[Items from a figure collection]
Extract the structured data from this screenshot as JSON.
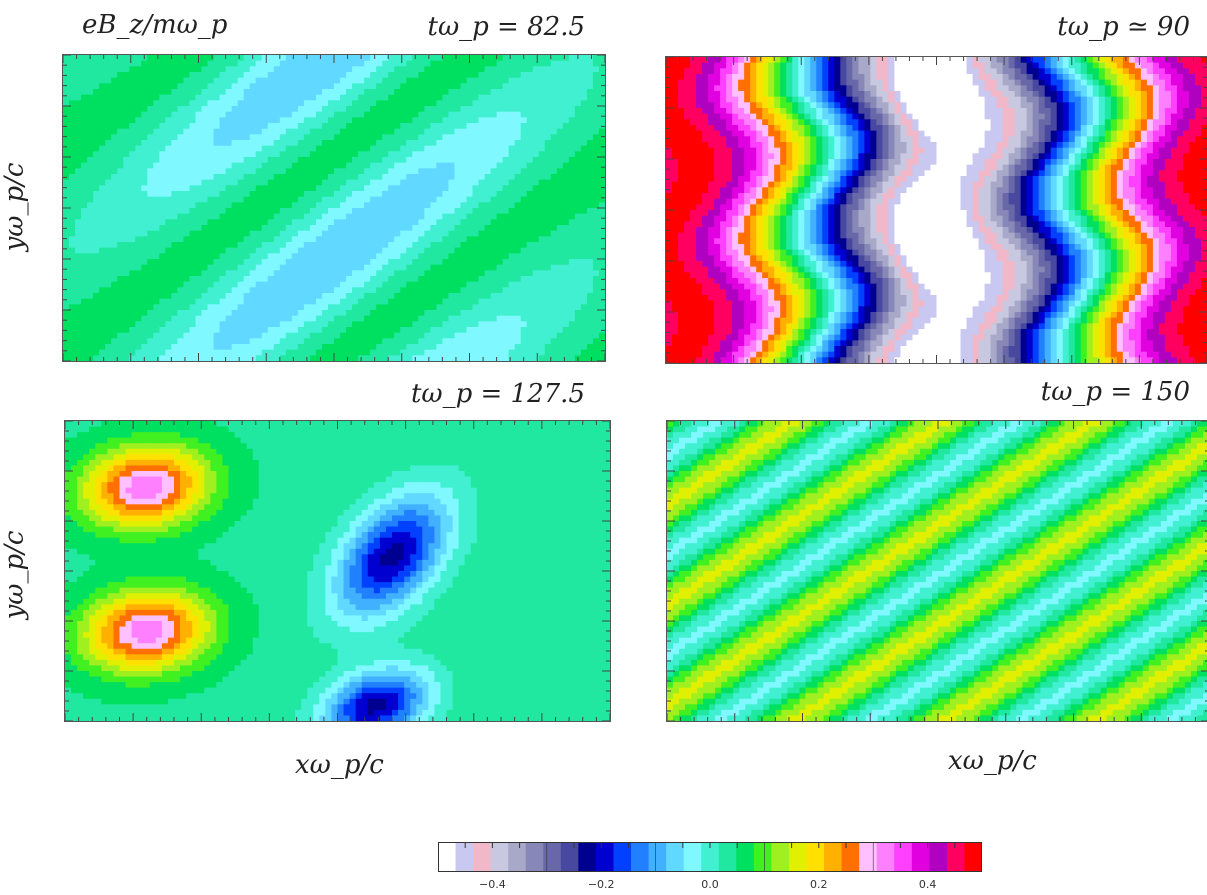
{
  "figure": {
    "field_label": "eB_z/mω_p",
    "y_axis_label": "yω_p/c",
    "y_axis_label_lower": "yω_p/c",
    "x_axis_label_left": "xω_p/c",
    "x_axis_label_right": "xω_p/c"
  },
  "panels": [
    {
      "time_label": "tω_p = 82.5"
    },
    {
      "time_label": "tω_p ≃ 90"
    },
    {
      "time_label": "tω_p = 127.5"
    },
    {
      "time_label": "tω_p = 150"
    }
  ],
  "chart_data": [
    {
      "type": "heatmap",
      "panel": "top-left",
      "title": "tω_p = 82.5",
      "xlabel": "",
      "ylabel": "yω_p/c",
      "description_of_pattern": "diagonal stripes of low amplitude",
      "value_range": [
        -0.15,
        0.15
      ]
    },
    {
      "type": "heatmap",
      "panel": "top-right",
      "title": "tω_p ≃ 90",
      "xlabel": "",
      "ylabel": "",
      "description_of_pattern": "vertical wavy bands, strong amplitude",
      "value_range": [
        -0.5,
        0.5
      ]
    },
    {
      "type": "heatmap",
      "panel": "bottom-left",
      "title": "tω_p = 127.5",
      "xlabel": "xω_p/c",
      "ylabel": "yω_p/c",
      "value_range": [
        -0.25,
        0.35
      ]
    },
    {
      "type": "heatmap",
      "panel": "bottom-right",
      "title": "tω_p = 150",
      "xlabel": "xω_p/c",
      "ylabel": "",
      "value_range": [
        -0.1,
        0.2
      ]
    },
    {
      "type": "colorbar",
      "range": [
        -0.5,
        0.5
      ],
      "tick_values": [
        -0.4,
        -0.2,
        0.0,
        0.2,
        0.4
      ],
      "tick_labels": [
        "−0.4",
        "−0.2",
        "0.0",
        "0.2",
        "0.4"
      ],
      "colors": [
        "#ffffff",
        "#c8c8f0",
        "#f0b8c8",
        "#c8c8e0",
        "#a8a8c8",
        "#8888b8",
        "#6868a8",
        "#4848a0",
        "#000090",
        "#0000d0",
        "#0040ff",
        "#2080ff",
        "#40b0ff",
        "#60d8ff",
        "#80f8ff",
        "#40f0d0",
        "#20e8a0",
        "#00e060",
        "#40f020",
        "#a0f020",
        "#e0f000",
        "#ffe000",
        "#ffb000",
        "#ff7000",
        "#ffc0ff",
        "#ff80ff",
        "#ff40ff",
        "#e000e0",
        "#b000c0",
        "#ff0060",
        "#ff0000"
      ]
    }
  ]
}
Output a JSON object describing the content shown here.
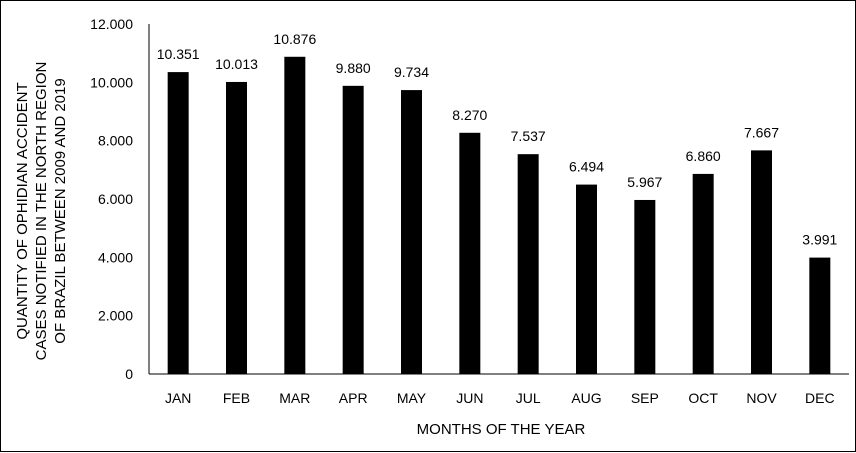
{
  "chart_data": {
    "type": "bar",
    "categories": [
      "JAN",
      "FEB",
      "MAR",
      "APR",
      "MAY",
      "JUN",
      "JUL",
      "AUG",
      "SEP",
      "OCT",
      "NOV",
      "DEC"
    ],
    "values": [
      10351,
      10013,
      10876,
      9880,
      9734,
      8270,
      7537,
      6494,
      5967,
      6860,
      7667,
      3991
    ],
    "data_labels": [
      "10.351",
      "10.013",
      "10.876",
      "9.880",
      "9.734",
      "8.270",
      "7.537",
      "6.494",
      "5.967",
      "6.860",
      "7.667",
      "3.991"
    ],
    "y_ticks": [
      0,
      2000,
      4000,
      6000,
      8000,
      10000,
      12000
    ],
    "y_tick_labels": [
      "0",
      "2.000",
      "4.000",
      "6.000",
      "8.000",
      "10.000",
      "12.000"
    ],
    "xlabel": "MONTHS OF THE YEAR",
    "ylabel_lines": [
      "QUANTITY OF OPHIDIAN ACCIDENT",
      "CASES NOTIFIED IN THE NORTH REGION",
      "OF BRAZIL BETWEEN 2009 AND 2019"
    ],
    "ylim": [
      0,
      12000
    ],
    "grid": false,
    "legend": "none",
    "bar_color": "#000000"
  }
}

● What the task asks: Give every line back word for word and leave the pictures out.

● Complete response:
Extract the structured data from this screenshot as JSON.
{
  "figure": {
    "field_label": "eB_z/mω_p",
    "y_axis_label": "yω_p/c",
    "y_axis_label_lower": "yω_p/c",
    "x_axis_label_left": "xω_p/c",
    "x_axis_label_right": "xω_p/c"
  },
  "panels": [
    {
      "time_label": "tω_p = 82.5"
    },
    {
      "time_label": "tω_p ≃ 90"
    },
    {
      "time_label": "tω_p = 127.5"
    },
    {
      "time_label": "tω_p = 150"
    }
  ],
  "chart_data": [
    {
      "type": "heatmap",
      "panel": "top-left",
      "title": "tω_p = 82.5",
      "xlabel": "",
      "ylabel": "yω_p/c",
      "description_of_pattern": "diagonal stripes of low amplitude",
      "value_range": [
        -0.15,
        0.15
      ]
    },
    {
      "type": "heatmap",
      "panel": "top-right",
      "title": "tω_p ≃ 90",
      "xlabel": "",
      "ylabel": "",
      "description_of_pattern": "vertical wavy bands, strong amplitude",
      "value_range": [
        -0.5,
        0.5
      ]
    },
    {
      "type": "heatmap",
      "panel": "bottom-left",
      "title": "tω_p = 127.5",
      "xlabel": "xω_p/c",
      "ylabel": "yω_p/c",
      "value_range": [
        -0.25,
        0.35
      ]
    },
    {
      "type": "heatmap",
      "panel": "bottom-right",
      "title": "tω_p = 150",
      "xlabel": "xω_p/c",
      "ylabel": "",
      "value_range": [
        -0.1,
        0.2
      ]
    },
    {
      "type": "colorbar",
      "range": [
        -0.5,
        0.5
      ],
      "tick_values": [
        -0.4,
        -0.2,
        0.0,
        0.2,
        0.4
      ],
      "tick_labels": [
        "−0.4",
        "−0.2",
        "0.0",
        "0.2",
        "0.4"
      ],
      "colors": [
        "#ffffff",
        "#c8c8f0",
        "#f0b8c8",
        "#c8c8e0",
        "#a8a8c8",
        "#8888b8",
        "#6868a8",
        "#4848a0",
        "#000090",
        "#0000d0",
        "#0040ff",
        "#2080ff",
        "#40b0ff",
        "#60d8ff",
        "#80f8ff",
        "#40f0d0",
        "#20e8a0",
        "#00e060",
        "#40f020",
        "#a0f020",
        "#e0f000",
        "#ffe000",
        "#ffb000",
        "#ff7000",
        "#ffc0ff",
        "#ff80ff",
        "#ff40ff",
        "#e000e0",
        "#b000c0",
        "#ff0060",
        "#ff0000"
      ]
    }
  ]
}
Output a JSON object describing the content shown here.
{
  "chart_data": {
    "type": "bar",
    "categories": [
      "JAN",
      "FEB",
      "MAR",
      "APR",
      "MAY",
      "JUN",
      "JUL",
      "AUG",
      "SEP",
      "OCT",
      "NOV",
      "DEC"
    ],
    "values": [
      10351,
      10013,
      10876,
      9880,
      9734,
      8270,
      7537,
      6494,
      5967,
      6860,
      7667,
      3991
    ],
    "data_labels": [
      "10.351",
      "10.013",
      "10.876",
      "9.880",
      "9.734",
      "8.270",
      "7.537",
      "6.494",
      "5.967",
      "6.860",
      "7.667",
      "3.991"
    ],
    "y_ticks": [
      0,
      2000,
      4000,
      6000,
      8000,
      10000,
      12000
    ],
    "y_tick_labels": [
      "0",
      "2.000",
      "4.000",
      "6.000",
      "8.000",
      "10.000",
      "12.000"
    ],
    "xlabel": "MONTHS OF THE YEAR",
    "ylabel_lines": [
      "QUANTITY OF OPHIDIAN ACCIDENT",
      "CASES NOTIFIED IN THE NORTH REGION",
      "OF BRAZIL BETWEEN 2009 AND 2019"
    ],
    "ylim": [
      0,
      12000
    ],
    "grid": false,
    "legend": "none",
    "bar_color": "#000000"
  }
}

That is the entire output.